TASK DIRECTIONS
Repeat the material in full. Keep every line exactly as it is.

Rows from a dataset

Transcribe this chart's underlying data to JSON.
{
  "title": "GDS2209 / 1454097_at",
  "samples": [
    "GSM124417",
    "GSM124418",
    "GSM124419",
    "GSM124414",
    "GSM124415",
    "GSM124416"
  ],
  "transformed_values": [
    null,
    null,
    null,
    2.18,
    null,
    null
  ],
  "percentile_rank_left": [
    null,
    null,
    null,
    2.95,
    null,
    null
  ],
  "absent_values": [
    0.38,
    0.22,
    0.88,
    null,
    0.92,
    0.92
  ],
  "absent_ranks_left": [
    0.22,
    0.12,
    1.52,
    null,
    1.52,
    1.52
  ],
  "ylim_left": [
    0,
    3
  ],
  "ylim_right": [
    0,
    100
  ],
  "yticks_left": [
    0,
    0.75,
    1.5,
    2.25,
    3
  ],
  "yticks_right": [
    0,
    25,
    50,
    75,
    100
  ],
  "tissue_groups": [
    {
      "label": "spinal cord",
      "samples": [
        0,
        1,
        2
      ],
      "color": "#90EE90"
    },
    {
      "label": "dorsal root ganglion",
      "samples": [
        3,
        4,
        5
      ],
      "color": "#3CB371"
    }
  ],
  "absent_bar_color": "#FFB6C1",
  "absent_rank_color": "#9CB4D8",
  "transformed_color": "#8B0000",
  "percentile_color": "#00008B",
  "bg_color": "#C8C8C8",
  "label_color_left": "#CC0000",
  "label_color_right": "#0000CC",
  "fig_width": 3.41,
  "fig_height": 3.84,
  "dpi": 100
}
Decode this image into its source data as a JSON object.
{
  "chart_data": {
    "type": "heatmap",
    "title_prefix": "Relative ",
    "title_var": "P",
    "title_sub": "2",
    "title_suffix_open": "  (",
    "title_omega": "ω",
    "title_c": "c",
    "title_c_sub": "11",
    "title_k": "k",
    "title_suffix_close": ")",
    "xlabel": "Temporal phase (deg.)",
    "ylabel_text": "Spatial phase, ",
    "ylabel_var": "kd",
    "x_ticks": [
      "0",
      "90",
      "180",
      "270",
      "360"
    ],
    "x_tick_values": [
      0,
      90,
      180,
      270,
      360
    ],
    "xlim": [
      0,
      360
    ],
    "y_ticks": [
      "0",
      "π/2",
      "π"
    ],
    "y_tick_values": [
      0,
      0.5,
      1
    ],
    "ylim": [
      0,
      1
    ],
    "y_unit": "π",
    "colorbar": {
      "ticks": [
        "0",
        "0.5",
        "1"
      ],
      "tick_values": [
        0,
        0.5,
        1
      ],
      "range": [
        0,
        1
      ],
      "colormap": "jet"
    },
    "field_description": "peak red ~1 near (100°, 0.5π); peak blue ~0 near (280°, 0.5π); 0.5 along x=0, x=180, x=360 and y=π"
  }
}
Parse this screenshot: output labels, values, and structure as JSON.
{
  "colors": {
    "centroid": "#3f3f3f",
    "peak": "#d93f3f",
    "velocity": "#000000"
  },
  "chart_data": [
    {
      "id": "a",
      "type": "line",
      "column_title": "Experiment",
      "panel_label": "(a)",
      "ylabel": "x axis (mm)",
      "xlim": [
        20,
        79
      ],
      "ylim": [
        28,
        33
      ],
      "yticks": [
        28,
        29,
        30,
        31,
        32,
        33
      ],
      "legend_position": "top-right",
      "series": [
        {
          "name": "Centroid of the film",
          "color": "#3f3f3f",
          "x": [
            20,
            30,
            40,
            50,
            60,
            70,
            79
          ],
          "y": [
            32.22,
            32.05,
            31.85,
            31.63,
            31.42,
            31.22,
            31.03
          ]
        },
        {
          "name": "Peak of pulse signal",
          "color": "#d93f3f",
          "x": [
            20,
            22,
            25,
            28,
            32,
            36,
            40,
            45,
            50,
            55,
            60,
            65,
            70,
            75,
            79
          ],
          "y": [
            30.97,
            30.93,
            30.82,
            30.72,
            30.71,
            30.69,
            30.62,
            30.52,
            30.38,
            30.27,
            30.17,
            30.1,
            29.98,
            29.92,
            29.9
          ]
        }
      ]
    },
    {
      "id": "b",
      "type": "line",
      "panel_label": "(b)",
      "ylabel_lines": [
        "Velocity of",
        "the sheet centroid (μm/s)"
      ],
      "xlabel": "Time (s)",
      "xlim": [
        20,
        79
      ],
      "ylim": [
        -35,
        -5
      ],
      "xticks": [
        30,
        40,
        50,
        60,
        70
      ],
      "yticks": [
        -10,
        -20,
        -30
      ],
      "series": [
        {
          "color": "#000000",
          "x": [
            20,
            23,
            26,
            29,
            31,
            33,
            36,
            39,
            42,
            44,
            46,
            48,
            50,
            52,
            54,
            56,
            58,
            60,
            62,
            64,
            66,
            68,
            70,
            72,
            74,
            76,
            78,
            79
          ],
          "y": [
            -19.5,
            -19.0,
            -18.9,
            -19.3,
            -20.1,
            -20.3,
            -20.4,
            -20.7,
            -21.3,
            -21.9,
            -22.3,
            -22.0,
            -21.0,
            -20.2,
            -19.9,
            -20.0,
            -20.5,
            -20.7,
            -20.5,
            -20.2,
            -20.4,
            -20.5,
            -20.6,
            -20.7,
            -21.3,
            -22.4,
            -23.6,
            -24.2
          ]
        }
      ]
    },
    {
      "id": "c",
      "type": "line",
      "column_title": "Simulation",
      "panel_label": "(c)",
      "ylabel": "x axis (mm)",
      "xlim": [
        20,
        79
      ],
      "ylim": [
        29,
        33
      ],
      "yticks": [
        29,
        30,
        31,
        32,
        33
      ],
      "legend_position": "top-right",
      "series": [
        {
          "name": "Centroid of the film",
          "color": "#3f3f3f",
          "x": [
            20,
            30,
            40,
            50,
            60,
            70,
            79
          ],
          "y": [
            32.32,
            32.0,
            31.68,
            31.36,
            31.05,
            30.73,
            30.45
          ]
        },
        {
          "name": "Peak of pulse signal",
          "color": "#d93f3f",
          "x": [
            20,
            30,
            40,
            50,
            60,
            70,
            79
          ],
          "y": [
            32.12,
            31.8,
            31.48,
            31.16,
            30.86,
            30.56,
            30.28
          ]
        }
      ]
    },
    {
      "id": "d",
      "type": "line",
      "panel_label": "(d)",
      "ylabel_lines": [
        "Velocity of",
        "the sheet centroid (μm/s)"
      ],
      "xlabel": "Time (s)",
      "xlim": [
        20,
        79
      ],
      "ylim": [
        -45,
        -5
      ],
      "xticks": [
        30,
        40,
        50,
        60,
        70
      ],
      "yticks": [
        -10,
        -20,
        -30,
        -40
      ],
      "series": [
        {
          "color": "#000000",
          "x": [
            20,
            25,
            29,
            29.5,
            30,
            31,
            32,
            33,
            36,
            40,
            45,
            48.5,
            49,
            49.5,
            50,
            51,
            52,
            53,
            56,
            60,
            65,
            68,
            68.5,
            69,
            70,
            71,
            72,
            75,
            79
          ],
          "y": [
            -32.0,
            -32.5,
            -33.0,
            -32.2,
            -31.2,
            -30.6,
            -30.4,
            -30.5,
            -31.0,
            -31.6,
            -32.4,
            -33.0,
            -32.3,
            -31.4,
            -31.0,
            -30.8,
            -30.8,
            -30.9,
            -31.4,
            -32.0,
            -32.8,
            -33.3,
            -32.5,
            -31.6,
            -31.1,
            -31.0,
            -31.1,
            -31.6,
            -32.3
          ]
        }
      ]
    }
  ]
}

WRITTEN ANSWER
Transcribe this chart's underlying data to JSON.
{
  "title": "GDS2209 / 1454097_at",
  "samples": [
    "GSM124417",
    "GSM124418",
    "GSM124419",
    "GSM124414",
    "GSM124415",
    "GSM124416"
  ],
  "transformed_values": [
    null,
    null,
    null,
    2.18,
    null,
    null
  ],
  "percentile_rank_left": [
    null,
    null,
    null,
    2.95,
    null,
    null
  ],
  "absent_values": [
    0.38,
    0.22,
    0.88,
    null,
    0.92,
    0.92
  ],
  "absent_ranks_left": [
    0.22,
    0.12,
    1.52,
    null,
    1.52,
    1.52
  ],
  "ylim_left": [
    0,
    3
  ],
  "ylim_right": [
    0,
    100
  ],
  "yticks_left": [
    0,
    0.75,
    1.5,
    2.25,
    3
  ],
  "yticks_right": [
    0,
    25,
    50,
    75,
    100
  ],
  "tissue_groups": [
    {
      "label": "spinal cord",
      "samples": [
        0,
        1,
        2
      ],
      "color": "#90EE90"
    },
    {
      "label": "dorsal root ganglion",
      "samples": [
        3,
        4,
        5
      ],
      "color": "#3CB371"
    }
  ],
  "absent_bar_color": "#FFB6C1",
  "absent_rank_color": "#9CB4D8",
  "transformed_color": "#8B0000",
  "percentile_color": "#00008B",
  "bg_color": "#C8C8C8",
  "label_color_left": "#CC0000",
  "label_color_right": "#0000CC",
  "fig_width": 3.41,
  "fig_height": 3.84,
  "dpi": 100
}
Decode this image into its source data as a JSON object.
{
  "chart_data": {
    "type": "heatmap",
    "title_prefix": "Relative ",
    "title_var": "P",
    "title_sub": "2",
    "title_suffix_open": "  (",
    "title_omega": "ω",
    "title_c": "c",
    "title_c_sub": "11",
    "title_k": "k",
    "title_suffix_close": ")",
    "xlabel": "Temporal phase (deg.)",
    "ylabel_text": "Spatial phase, ",
    "ylabel_var": "kd",
    "x_ticks": [
      "0",
      "90",
      "180",
      "270",
      "360"
    ],
    "x_tick_values": [
      0,
      90,
      180,
      270,
      360
    ],
    "xlim": [
      0,
      360
    ],
    "y_ticks": [
      "0",
      "π/2",
      "π"
    ],
    "y_tick_values": [
      0,
      0.5,
      1
    ],
    "ylim": [
      0,
      1
    ],
    "y_unit": "π",
    "colorbar": {
      "ticks": [
        "0",
        "0.5",
        "1"
      ],
      "tick_values": [
        0,
        0.5,
        1
      ],
      "range": [
        0,
        1
      ],
      "colormap": "jet"
    },
    "field_description": "peak red ~1 near (100°, 0.5π); peak blue ~0 near (280°, 0.5π); 0.5 along x=0, x=180, x=360 and y=π"
  }
}
Parse this screenshot: output labels, values, and structure as JSON.
{
  "colors": {
    "centroid": "#3f3f3f",
    "peak": "#d93f3f",
    "velocity": "#000000"
  },
  "chart_data": [
    {
      "id": "a",
      "type": "line",
      "column_title": "Experiment",
      "panel_label": "(a)",
      "ylabel": "x axis (mm)",
      "xlim": [
        20,
        79
      ],
      "ylim": [
        28,
        33
      ],
      "yticks": [
        28,
        29,
        30,
        31,
        32,
        33
      ],
      "legend_position": "top-right",
      "series": [
        {
          "name": "Centroid of the film",
          "color": "#3f3f3f",
          "x": [
            20,
            30,
            40,
            50,
            60,
            70,
            79
          ],
          "y": [
            32.22,
            32.05,
            31.85,
            31.63,
            31.42,
            31.22,
            31.03
          ]
        },
        {
          "name": "Peak of pulse signal",
          "color": "#d93f3f",
          "x": [
            20,
            22,
            25,
            28,
            32,
            36,
            40,
            45,
            50,
            55,
            60,
            65,
            70,
            75,
            79
          ],
          "y": [
            30.97,
            30.93,
            30.82,
            30.72,
            30.71,
            30.69,
            30.62,
            30.52,
            30.38,
            30.27,
            30.17,
            30.1,
            29.98,
            29.92,
            29.9
          ]
        }
      ]
    },
    {
      "id": "b",
      "type": "line",
      "panel_label": "(b)",
      "ylabel_lines": [
        "Velocity of",
        "the sheet centroid (μm/s)"
      ],
      "xlabel": "Time (s)",
      "xlim": [
        20,
        79
      ],
      "ylim": [
        -35,
        -5
      ],
      "xticks": [
        30,
        40,
        50,
        60,
        70
      ],
      "yticks": [
        -10,
        -20,
        -30
      ],
      "series": [
        {
          "color": "#000000",
          "x": [
            20,
            23,
            26,
            29,
            31,
            33,
            36,
            39,
            42,
            44,
            46,
            48,
            50,
            52,
            54,
            56,
            58,
            60,
            62,
            64,
            66,
            68,
            70,
            72,
            74,
            76,
            78,
            79
          ],
          "y": [
            -19.5,
            -19.0,
            -18.9,
            -19.3,
            -20.1,
            -20.3,
            -20.4,
            -20.7,
            -21.3,
            -21.9,
            -22.3,
            -22.0,
            -21.0,
            -20.2,
            -19.9,
            -20.0,
            -20.5,
            -20.7,
            -20.5,
            -20.2,
            -20.4,
            -20.5,
            -20.6,
            -20.7,
            -21.3,
            -22.4,
            -23.6,
            -24.2
          ]
        }
      ]
    },
    {
      "id": "c",
      "type": "line",
      "column_title": "Simulation",
      "panel_label": "(c)",
      "ylabel": "x axis (mm)",
      "xlim": [
        20,
        79
      ],
      "ylim": [
        29,
        33
      ],
      "yticks": [
        29,
        30,
        31,
        32,
        33
      ],
      "legend_position": "top-right",
      "series": [
        {
          "name": "Centroid of the film",
          "color": "#3f3f3f",
          "x": [
            20,
            30,
            40,
            50,
            60,
            70,
            79
          ],
          "y": [
            32.32,
            32.0,
            31.68,
            31.36,
            31.05,
            30.73,
            30.45
          ]
        },
        {
          "name": "Peak of pulse signal",
          "color": "#d93f3f",
          "x": [
            20,
            30,
            40,
            50,
            60,
            70,
            79
          ],
          "y": [
            32.12,
            31.8,
            31.48,
            31.16,
            30.86,
            30.56,
            30.28
          ]
        }
      ]
    },
    {
      "id": "d",
      "type": "line",
      "panel_label": "(d)",
      "ylabel_lines": [
        "Velocity of",
        "the sheet centroid (μm/s)"
      ],
      "xlabel": "Time (s)",
      "xlim": [
        20,
        79
      ],
      "ylim": [
        -45,
        -5
      ],
      "xticks": [
        30,
        40,
        50,
        60,
        70
      ],
      "yticks": [
        -10,
        -20,
        -30,
        -40
      ],
      "series": [
        {
          "color": "#000000",
          "x": [
            20,
            25,
            29,
            29.5,
            30,
            31,
            32,
            33,
            36,
            40,
            45,
            48.5,
            49,
            49.5,
            50,
            51,
            52,
            53,
            56,
            60,
            65,
            68,
            68.5,
            69,
            70,
            71,
            72,
            75,
            79
          ],
          "y": [
            -32.0,
            -32.5,
            -33.0,
            -32.2,
            -31.2,
            -30.6,
            -30.4,
            -30.5,
            -31.0,
            -31.6,
            -32.4,
            -33.0,
            -32.3,
            -31.4,
            -31.0,
            -30.8,
            -30.8,
            -30.9,
            -31.4,
            -32.0,
            -32.8,
            -33.3,
            -32.5,
            -31.6,
            -31.1,
            -31.0,
            -31.1,
            -31.6,
            -32.3
          ]
        }
      ]
    }
  ]
}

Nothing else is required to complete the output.